INFORMATION SHOWN:
####

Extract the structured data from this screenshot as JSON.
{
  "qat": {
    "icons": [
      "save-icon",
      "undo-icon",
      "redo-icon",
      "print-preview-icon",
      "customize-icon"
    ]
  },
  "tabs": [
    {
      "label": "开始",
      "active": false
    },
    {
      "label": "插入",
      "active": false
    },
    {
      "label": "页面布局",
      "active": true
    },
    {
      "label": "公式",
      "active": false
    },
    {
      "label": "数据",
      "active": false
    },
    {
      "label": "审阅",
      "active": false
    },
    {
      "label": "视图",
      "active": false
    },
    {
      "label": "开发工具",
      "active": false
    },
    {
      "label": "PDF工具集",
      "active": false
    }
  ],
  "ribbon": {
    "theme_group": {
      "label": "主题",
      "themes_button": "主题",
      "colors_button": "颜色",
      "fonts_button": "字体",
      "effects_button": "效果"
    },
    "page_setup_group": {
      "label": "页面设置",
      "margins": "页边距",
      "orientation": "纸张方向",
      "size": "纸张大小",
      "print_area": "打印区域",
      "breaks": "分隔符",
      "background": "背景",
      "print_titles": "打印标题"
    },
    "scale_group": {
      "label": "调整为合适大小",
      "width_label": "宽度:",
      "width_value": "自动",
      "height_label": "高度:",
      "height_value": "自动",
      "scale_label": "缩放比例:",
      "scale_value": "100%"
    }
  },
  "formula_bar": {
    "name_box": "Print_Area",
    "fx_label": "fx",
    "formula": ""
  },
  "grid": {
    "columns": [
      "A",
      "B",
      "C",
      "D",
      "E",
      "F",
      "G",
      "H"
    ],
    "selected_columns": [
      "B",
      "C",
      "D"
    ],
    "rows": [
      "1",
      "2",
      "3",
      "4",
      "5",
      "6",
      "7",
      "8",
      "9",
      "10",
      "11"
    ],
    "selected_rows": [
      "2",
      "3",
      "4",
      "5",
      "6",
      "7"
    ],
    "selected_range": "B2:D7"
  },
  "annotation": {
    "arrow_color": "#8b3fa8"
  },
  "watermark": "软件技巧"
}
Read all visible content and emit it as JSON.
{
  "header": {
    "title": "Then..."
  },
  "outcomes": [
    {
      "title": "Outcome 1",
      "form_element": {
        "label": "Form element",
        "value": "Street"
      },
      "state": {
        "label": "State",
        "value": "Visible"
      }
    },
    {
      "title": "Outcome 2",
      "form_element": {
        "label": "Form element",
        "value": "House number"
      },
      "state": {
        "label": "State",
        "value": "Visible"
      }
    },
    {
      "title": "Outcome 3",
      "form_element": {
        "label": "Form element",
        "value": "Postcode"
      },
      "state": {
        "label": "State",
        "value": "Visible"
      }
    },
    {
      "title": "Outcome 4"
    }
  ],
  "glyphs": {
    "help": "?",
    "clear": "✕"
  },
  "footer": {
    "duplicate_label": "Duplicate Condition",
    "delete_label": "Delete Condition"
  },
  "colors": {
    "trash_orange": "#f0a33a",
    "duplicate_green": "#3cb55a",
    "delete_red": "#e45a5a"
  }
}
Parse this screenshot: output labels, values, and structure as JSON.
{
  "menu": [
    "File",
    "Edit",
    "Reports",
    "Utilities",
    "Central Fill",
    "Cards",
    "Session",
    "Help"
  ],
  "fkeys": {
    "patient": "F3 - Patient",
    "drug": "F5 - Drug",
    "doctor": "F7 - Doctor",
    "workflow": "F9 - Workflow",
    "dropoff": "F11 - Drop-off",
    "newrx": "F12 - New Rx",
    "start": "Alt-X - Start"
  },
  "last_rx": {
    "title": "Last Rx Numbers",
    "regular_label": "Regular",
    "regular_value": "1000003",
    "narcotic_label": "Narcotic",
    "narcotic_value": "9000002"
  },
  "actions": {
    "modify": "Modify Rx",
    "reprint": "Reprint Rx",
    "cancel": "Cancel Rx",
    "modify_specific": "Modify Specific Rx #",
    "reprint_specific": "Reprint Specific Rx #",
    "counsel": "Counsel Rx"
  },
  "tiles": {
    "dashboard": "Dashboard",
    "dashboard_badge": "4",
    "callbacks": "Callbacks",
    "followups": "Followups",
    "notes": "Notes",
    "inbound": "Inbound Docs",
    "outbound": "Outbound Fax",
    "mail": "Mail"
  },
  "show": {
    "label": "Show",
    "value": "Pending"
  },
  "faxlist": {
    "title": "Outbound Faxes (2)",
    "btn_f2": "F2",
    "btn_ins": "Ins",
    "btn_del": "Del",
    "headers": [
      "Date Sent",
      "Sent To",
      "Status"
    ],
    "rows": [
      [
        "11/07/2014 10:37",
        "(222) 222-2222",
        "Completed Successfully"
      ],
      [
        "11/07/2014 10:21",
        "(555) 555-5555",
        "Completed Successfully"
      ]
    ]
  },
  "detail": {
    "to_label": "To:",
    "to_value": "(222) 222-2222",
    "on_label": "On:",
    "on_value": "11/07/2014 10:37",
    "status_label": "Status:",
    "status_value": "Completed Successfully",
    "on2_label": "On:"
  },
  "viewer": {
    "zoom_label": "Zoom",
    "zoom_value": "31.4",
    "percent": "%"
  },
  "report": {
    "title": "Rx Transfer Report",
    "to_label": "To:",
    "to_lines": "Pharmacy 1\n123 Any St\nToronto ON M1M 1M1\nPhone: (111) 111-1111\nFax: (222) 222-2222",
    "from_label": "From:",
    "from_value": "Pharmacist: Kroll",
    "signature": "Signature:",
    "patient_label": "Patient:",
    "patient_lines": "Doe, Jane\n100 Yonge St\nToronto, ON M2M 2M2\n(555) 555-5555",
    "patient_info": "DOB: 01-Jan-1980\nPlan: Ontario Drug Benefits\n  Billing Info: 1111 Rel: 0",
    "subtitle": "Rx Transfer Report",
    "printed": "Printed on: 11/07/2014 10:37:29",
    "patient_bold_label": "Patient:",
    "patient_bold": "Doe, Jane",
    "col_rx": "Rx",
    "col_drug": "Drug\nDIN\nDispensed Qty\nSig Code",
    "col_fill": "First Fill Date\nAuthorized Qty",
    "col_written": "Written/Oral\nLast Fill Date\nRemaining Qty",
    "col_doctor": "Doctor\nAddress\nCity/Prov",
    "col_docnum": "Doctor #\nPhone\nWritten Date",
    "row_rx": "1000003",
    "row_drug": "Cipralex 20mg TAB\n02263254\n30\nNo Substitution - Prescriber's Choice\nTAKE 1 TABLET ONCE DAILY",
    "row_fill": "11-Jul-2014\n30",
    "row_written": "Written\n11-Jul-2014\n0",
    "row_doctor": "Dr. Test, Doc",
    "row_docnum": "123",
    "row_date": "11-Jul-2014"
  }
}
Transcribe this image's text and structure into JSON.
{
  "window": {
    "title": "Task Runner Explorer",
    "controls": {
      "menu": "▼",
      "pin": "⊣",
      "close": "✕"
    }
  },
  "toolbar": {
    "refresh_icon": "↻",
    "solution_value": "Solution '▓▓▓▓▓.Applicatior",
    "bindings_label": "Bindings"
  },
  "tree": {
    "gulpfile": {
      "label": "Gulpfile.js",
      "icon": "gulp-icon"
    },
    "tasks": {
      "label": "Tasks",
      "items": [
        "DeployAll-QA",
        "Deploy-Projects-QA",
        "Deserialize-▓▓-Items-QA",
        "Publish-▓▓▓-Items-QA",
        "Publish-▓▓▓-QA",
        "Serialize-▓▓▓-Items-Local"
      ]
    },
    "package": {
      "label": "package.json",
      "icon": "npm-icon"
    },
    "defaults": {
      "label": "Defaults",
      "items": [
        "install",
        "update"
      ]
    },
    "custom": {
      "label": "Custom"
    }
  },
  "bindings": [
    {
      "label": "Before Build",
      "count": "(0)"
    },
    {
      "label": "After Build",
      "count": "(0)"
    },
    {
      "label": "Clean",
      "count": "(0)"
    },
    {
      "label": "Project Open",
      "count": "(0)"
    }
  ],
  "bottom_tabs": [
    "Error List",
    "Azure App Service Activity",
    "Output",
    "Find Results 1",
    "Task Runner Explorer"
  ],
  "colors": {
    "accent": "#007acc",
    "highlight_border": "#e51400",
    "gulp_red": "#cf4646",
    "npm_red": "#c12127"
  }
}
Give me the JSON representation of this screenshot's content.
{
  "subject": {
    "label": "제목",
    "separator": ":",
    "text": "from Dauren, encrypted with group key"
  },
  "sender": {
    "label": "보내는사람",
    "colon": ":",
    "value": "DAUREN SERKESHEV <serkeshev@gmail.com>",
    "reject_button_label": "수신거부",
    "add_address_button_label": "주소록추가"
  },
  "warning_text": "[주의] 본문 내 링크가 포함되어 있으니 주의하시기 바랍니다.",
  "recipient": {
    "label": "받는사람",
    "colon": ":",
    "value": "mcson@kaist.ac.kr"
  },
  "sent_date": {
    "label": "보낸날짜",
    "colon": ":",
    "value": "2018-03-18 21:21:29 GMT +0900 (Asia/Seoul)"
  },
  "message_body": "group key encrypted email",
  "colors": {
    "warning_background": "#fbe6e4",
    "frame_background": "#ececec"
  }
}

####

GIVEN REQUEST: What count of lines in the listing contain the word "screenshot"? Reply with the number only.

CORRECT RESULT: 3